◆ Input data:
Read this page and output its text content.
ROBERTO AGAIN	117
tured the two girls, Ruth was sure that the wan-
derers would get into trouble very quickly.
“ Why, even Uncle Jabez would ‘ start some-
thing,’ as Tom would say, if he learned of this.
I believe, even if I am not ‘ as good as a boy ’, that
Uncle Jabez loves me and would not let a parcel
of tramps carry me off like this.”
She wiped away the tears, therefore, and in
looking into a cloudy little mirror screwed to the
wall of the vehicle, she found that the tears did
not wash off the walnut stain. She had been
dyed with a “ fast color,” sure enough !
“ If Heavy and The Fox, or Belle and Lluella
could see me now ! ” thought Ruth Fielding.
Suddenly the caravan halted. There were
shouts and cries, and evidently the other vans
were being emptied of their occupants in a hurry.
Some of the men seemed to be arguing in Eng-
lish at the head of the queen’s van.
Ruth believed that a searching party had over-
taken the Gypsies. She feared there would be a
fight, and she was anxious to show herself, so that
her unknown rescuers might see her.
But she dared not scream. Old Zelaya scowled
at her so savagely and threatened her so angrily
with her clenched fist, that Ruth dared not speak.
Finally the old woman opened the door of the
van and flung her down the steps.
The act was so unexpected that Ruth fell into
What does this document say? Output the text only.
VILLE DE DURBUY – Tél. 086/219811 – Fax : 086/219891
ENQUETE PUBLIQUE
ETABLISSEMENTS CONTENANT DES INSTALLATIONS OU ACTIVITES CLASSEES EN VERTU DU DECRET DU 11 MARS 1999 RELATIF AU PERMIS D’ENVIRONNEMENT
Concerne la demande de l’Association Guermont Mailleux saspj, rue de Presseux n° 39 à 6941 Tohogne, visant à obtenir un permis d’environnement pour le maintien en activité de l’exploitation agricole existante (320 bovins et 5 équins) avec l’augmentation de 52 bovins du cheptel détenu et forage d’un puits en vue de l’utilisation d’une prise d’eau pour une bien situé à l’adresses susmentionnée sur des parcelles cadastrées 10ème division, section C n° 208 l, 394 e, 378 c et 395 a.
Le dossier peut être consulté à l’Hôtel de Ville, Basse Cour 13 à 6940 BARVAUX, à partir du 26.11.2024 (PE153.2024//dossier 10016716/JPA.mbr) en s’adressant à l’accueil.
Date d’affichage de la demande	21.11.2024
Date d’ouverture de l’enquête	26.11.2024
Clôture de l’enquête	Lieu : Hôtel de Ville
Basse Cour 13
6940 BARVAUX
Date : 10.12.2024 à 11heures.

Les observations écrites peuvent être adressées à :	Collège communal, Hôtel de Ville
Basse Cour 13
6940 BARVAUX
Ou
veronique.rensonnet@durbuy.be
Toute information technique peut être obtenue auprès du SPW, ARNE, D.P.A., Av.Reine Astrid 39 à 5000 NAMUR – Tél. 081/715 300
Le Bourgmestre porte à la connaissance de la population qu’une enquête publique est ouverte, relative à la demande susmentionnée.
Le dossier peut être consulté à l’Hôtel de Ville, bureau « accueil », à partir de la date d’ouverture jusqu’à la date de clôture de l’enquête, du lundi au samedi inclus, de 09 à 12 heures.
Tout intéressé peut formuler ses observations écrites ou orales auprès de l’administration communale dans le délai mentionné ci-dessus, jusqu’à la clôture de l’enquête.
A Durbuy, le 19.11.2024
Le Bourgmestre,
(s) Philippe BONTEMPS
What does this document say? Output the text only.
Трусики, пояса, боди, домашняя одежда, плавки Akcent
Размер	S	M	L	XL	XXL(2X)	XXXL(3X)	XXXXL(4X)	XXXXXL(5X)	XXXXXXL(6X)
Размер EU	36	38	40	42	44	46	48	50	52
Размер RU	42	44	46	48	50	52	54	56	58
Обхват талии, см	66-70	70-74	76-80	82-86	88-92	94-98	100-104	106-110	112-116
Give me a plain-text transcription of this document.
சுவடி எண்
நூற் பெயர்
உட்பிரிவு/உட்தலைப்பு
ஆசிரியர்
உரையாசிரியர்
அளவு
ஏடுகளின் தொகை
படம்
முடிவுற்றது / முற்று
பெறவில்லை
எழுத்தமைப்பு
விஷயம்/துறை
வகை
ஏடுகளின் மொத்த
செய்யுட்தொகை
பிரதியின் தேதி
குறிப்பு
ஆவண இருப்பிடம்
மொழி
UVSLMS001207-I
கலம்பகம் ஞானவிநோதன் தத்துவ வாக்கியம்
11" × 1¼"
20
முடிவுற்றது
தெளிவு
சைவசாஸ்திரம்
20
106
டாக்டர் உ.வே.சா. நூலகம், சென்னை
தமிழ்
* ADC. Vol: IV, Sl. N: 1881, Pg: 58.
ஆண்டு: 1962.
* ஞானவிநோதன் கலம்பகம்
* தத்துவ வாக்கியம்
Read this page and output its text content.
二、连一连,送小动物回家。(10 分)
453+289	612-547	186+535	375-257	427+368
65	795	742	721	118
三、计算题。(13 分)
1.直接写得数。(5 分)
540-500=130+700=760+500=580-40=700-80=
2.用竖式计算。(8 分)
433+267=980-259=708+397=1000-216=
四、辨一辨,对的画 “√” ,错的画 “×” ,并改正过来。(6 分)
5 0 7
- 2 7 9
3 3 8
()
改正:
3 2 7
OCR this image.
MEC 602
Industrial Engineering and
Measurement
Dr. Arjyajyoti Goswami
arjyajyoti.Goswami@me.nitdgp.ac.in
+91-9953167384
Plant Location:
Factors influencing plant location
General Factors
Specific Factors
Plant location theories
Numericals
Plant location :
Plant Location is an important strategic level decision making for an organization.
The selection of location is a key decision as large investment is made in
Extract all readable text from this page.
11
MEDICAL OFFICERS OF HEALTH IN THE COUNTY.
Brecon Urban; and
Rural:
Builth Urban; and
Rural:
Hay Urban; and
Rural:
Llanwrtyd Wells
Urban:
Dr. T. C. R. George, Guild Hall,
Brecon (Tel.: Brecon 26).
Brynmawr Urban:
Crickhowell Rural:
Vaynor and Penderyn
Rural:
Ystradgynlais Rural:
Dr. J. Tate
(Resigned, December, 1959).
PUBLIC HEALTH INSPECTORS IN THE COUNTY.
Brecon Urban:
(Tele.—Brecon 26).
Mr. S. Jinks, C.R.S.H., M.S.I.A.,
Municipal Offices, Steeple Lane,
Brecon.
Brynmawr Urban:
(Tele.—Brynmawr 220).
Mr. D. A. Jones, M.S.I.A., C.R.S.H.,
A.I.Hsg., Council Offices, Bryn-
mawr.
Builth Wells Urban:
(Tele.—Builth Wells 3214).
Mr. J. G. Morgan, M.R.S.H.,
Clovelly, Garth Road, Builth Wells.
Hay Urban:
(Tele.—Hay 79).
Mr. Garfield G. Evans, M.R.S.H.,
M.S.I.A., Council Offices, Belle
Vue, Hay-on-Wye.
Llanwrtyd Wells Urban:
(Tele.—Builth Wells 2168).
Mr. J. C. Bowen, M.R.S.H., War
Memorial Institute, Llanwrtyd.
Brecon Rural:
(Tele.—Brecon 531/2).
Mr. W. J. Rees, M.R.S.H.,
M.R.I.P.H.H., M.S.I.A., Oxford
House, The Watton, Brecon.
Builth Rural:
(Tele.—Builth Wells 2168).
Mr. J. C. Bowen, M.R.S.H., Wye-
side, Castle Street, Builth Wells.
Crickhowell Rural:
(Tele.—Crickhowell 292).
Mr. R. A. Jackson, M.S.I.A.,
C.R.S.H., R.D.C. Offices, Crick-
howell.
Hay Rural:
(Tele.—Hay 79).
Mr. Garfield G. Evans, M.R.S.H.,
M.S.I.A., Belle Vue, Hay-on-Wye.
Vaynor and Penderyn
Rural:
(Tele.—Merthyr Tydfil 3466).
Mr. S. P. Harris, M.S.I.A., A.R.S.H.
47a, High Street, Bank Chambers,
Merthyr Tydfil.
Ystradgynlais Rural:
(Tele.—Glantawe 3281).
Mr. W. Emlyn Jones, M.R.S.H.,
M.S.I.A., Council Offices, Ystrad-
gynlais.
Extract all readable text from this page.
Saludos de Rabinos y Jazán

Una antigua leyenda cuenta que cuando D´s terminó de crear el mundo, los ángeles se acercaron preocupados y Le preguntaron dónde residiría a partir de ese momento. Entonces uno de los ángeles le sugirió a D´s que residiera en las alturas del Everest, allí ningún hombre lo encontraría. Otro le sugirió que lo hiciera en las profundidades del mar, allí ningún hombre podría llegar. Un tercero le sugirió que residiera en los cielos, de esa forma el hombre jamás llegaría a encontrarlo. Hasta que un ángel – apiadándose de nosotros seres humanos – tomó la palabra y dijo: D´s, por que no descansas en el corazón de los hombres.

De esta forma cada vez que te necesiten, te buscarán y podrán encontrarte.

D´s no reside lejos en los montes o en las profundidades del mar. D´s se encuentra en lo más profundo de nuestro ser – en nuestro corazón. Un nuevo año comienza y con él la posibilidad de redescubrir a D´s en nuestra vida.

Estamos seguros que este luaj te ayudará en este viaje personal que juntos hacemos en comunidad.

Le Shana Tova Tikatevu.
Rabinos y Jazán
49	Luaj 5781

◆ Brief: Give the number of lines containing the word "Street". No other answer is needed.

◆ Correct output: 2